- [Aim of the task] Copy each line that has the string "color" somewhere in it.

[Saved data entries]
[Start]

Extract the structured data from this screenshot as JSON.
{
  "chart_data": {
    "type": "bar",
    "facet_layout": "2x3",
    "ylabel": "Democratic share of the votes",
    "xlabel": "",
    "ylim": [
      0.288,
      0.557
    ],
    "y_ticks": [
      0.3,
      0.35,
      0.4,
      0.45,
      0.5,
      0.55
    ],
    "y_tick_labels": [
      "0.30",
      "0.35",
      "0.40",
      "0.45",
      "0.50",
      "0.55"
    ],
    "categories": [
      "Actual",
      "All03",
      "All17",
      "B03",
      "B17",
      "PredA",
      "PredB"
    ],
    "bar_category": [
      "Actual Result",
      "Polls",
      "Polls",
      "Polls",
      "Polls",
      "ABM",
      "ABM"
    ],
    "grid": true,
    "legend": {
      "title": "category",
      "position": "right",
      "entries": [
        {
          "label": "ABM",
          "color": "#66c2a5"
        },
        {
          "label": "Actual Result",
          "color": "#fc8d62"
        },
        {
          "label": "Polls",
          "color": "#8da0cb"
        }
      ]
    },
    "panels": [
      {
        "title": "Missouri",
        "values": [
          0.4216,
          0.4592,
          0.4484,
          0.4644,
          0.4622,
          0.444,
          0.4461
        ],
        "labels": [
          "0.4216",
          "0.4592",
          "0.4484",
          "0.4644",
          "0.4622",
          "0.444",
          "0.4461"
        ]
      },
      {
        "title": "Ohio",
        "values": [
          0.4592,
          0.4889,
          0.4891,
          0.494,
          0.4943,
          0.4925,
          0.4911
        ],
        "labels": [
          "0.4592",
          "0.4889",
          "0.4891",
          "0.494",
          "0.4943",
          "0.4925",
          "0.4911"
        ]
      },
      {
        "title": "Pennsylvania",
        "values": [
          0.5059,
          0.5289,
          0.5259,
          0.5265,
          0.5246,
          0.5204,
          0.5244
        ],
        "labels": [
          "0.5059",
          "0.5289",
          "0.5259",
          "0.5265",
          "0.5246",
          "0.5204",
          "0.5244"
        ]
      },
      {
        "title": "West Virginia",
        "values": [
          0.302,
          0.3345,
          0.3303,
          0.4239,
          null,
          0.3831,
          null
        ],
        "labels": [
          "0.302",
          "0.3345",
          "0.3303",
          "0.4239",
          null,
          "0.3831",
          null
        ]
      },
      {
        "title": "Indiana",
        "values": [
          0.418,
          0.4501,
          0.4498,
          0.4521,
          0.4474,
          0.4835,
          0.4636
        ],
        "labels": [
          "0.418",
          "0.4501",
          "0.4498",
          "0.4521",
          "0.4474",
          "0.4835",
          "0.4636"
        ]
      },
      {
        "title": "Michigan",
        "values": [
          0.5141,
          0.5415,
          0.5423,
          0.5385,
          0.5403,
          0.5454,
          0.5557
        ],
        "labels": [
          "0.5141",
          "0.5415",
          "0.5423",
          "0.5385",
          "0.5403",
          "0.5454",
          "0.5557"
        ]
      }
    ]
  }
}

[End]

- [Finished exercise]
          "color": "#66c2a5"
          "color": "#fc8d62"
          "color": "#8da0cb"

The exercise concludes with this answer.